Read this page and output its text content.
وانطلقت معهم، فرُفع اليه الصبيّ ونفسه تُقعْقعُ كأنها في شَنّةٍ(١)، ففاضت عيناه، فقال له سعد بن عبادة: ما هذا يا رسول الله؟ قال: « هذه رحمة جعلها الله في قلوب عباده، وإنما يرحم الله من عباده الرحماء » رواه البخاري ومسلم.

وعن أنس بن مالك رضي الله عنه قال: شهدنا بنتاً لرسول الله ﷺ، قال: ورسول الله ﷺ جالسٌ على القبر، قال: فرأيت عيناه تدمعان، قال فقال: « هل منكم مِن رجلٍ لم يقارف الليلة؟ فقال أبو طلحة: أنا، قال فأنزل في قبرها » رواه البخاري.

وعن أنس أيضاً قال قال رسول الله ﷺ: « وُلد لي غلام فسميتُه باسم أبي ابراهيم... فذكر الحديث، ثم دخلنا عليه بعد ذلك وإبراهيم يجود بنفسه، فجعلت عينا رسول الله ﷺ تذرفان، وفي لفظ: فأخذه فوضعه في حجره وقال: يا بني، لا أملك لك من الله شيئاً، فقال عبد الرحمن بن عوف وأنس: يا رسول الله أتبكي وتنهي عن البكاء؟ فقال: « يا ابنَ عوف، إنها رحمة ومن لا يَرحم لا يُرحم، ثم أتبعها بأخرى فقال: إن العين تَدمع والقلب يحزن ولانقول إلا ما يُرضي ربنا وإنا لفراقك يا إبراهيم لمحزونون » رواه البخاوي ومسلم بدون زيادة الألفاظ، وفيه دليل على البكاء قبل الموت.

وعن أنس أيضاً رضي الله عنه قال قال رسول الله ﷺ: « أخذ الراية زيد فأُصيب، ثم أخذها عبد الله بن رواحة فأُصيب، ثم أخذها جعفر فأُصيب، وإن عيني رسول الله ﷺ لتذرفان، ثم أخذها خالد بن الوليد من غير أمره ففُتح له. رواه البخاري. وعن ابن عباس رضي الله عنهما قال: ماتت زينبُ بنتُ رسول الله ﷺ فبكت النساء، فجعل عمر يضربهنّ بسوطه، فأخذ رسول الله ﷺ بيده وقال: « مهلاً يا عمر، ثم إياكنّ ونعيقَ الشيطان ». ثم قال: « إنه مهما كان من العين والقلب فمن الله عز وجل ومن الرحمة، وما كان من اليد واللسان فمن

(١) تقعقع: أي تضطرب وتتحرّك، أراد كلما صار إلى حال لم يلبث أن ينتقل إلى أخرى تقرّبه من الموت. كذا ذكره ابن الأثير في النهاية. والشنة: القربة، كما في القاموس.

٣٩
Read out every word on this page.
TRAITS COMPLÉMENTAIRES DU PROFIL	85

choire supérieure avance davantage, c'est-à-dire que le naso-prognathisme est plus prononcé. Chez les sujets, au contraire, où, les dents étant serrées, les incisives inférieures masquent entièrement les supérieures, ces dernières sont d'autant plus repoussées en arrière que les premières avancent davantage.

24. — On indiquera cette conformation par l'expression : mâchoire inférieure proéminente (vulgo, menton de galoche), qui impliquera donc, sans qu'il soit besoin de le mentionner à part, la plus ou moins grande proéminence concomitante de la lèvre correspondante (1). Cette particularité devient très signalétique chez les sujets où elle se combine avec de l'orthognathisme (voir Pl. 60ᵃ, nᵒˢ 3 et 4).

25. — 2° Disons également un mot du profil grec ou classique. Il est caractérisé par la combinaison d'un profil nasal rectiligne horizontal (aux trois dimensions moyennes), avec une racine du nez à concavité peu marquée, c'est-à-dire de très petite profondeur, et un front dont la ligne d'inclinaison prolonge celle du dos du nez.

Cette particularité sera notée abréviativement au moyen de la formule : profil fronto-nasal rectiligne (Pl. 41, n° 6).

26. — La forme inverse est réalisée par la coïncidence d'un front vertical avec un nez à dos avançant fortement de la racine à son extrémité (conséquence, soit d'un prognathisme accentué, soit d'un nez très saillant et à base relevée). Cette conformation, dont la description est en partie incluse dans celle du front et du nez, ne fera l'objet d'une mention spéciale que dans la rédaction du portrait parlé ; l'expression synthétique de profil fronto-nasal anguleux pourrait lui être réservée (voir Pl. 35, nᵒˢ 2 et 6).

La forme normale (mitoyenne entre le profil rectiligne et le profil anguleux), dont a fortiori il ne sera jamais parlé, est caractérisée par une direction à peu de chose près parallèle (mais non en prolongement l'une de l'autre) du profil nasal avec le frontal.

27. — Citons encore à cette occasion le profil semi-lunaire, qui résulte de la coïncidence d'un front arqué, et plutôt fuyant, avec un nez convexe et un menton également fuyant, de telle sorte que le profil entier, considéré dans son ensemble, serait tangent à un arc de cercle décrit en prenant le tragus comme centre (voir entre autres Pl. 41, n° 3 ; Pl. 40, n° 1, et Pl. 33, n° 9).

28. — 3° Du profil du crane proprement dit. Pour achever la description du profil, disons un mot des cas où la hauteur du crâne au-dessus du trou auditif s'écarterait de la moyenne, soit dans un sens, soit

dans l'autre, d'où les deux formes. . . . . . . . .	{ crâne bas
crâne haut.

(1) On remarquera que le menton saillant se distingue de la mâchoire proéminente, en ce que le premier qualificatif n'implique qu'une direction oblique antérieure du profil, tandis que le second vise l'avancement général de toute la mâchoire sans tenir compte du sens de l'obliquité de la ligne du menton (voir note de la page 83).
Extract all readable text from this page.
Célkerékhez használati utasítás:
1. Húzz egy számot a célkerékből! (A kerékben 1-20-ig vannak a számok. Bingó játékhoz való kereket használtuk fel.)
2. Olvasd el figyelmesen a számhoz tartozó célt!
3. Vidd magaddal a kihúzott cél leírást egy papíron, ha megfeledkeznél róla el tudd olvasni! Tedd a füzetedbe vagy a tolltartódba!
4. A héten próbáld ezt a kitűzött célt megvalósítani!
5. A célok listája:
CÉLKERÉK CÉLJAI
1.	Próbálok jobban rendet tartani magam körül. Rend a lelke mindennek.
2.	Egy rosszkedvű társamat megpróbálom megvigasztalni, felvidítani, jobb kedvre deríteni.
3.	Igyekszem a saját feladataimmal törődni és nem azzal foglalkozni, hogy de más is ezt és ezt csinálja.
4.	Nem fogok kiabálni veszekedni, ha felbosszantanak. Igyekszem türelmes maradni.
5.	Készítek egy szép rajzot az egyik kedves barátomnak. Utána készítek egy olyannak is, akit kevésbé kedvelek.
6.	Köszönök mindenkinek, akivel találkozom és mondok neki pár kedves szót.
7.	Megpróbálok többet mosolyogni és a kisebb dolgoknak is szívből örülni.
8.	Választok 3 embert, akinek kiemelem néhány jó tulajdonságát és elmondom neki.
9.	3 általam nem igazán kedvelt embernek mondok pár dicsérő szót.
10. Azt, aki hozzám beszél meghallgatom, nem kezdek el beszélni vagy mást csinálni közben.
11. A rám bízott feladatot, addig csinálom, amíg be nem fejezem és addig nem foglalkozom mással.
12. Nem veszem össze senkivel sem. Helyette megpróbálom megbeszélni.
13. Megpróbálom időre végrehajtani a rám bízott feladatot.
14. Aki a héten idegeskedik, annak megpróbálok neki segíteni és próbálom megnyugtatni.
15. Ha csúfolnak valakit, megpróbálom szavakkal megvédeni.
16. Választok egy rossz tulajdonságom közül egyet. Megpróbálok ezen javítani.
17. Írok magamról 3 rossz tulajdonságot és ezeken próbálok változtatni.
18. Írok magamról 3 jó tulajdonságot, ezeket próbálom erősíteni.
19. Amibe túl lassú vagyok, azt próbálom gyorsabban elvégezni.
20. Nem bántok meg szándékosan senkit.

********

Job –
Set out exactly the run of lines that begins at the line holding "Extract all readable text from this page." and ends at the last line of the data.

Correct answer –
Extract all readable text from this page.
Célkerékhez használati utasítás:
1. Húzz egy számot a célkerékből! (A kerékben 1-20-ig vannak a számok. Bingó játékhoz való kereket használtuk fel.)
2. Olvasd el figyelmesen a számhoz tartozó célt!
3. Vidd magaddal a kihúzott cél leírást egy papíron, ha megfeledkeznél róla el tudd olvasni! Tedd a füzetedbe vagy a tolltartódba!
4. A héten próbáld ezt a kitűzött célt megvalósítani!
5. A célok listája:
CÉLKERÉK CÉLJAI
1.	Próbálok jobban rendet tartani magam körül. Rend a lelke mindennek.
2.	Egy rosszkedvű társamat megpróbálom megvigasztalni, felvidítani, jobb kedvre deríteni.
3.	Igyekszem a saját feladataimmal törődni és nem azzal foglalkozni, hogy de más is ezt és ezt csinálja.
4.	Nem fogok kiabálni veszekedni, ha felbosszantanak. Igyekszem türelmes maradni.
5.	Készítek egy szép rajzot az egyik kedves barátomnak. Utána készítek egy olyannak is, akit kevésbé kedvelek.
6.	Köszönök mindenkinek, akivel találkozom és mondok neki pár kedves szót.
7.	Megpróbálok többet mosolyogni és a kisebb dolgoknak is szívből örülni.
8.	Választok 3 embert, akinek kiemelem néhány jó tulajdonságát és elmondom neki.
9.	3 általam nem igazán kedvelt embernek mondok pár dicsérő szót.
10. Azt, aki hozzám beszél meghallgatom, nem kezdek el beszélni vagy mást csinálni közben.
11. A rám bízott feladatot, addig csinálom, amíg be nem fejezem és addig nem foglalkozom mással.
12. Nem veszem össze senkivel sem. Helyette megpróbálom megbeszélni.
13. Megpróbálom időre végrehajtani a rám bízott feladatot.
14. Aki a héten idegeskedik, annak megpróbálok neki segíteni és próbálom megnyugtatni.
15. Ha csúfolnak valakit, megpróbálom szavakkal megvédeni.
16. Választok egy rossz tulajdonságom közül egyet. Megpróbálok ezen javítani.
17. Írok magamról 3 rossz tulajdonságot és ezeken próbálok változtatni.
18. Írok magamról 3 jó tulajdonságot, ezeket próbálom erősíteni.
19. Amibe túl lassú vagyok, azt próbálom gyorsabban elvégezni.
20. Nem bántok meg szándékosan senkit.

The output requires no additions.